── DATA ──

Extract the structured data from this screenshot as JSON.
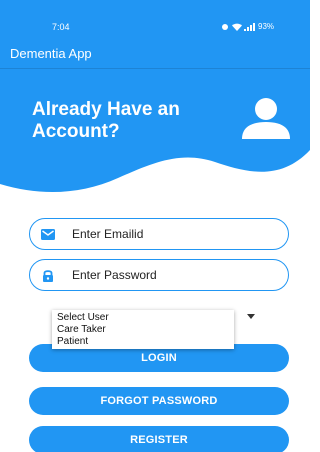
{
  "status_bar": {
    "time": "7:04",
    "battery": "93%"
  },
  "app_bar": {
    "title": "Dementia App"
  },
  "hero": {
    "headline": "Already Have an Account?"
  },
  "form": {
    "email_placeholder": "Enter Emailid",
    "password_placeholder": "Enter Password"
  },
  "user_select": {
    "options": [
      "Select User",
      "Care Taker",
      "Patient"
    ]
  },
  "buttons": {
    "login": "LOGIN",
    "forgot": "FORGOT PASSWORD",
    "register": "REGISTER"
  },
  "colors": {
    "primary": "#2196F3",
    "on_primary": "#ffffff"
  }
}
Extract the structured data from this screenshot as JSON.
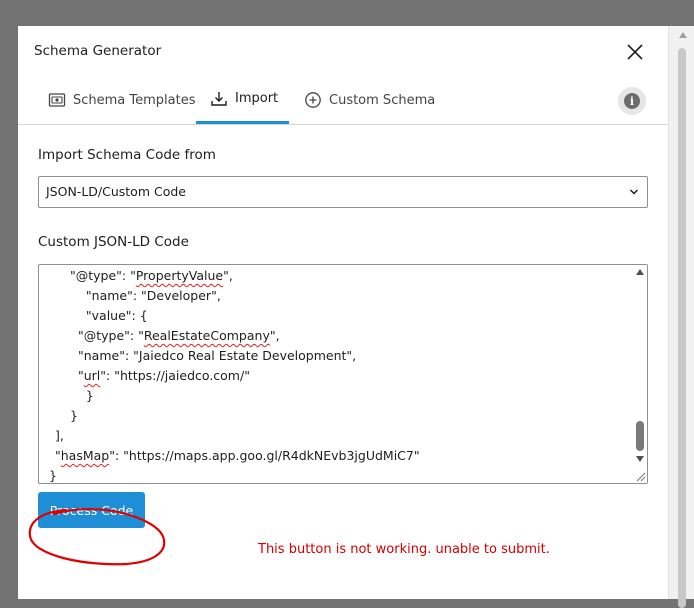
{
  "modal": {
    "title": "Schema Generator"
  },
  "tabs": [
    {
      "label": "Schema Templates",
      "icon": "schema-templates-icon"
    },
    {
      "label": "Import",
      "icon": "import-download-icon",
      "active": true
    },
    {
      "label": "Custom Schema",
      "icon": "plus-circle-icon"
    }
  ],
  "import_section": {
    "label": "Import Schema Code from",
    "select_value": "JSON-LD/Custom Code"
  },
  "code_section": {
    "label": "Custom JSON-LD Code",
    "lines": [
      "    \"@type\": \"PropertyValue\",",
      "    \"name\": \"Developer\",",
      "    \"value\": {",
      "      \"@type\": \"RealEstateCompany\",",
      "      \"name\": \"Jaiedco Real Estate Development\",",
      "      \"url\": \"https://jaiedco.com/\"",
      "    }",
      "  }",
      "],",
      "\"hasMap\": \"https://maps.app.goo.gl/R4dkNEvb3jgUdMiC7\"",
      "}"
    ]
  },
  "actions": {
    "process_label": "Process Code"
  },
  "annotation": {
    "text": "This button is not working. unable to submit.",
    "color": "#d40000"
  },
  "colors": {
    "accent": "#1e8fd6",
    "backdrop": "#737373"
  }
}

───

# JOB
Reproduce the records verbatim, omitting all images they contain.

# THE COMPLETED TASK
Extract the structured data from this screenshot as JSON.
{
  "status_bar": {
    "time": "7:04",
    "battery": "93%"
  },
  "app_bar": {
    "title": "Dementia App"
  },
  "hero": {
    "headline": "Already Have an Account?"
  },
  "form": {
    "email_placeholder": "Enter Emailid",
    "password_placeholder": "Enter Password"
  },
  "user_select": {
    "options": [
      "Select User",
      "Care Taker",
      "Patient"
    ]
  },
  "buttons": {
    "login": "LOGIN",
    "forgot": "FORGOT PASSWORD",
    "register": "REGISTER"
  },
  "colors": {
    "primary": "#2196F3",
    "on_primary": "#ffffff"
  }
}
Extract the structured data from this screenshot as JSON.
{
  "modal": {
    "title": "Schema Generator"
  },
  "tabs": [
    {
      "label": "Schema Templates",
      "icon": "schema-templates-icon"
    },
    {
      "label": "Import",
      "icon": "import-download-icon",
      "active": true
    },
    {
      "label": "Custom Schema",
      "icon": "plus-circle-icon"
    }
  ],
  "import_section": {
    "label": "Import Schema Code from",
    "select_value": "JSON-LD/Custom Code"
  },
  "code_section": {
    "label": "Custom JSON-LD Code",
    "lines": [
      "    \"@type\": \"PropertyValue\",",
      "    \"name\": \"Developer\",",
      "    \"value\": {",
      "      \"@type\": \"RealEstateCompany\",",
      "      \"name\": \"Jaiedco Real Estate Development\",",
      "      \"url\": \"https://jaiedco.com/\"",
      "    }",
      "  }",
      "],",
      "\"hasMap\": \"https://maps.app.goo.gl/R4dkNEvb3jgUdMiC7\"",
      "}"
    ]
  },
  "actions": {
    "process_label": "Process Code"
  },
  "annotation": {
    "text": "This button is not working. unable to submit.",
    "color": "#d40000"
  },
  "colors": {
    "accent": "#1e8fd6",
    "backdrop": "#737373"
  }
}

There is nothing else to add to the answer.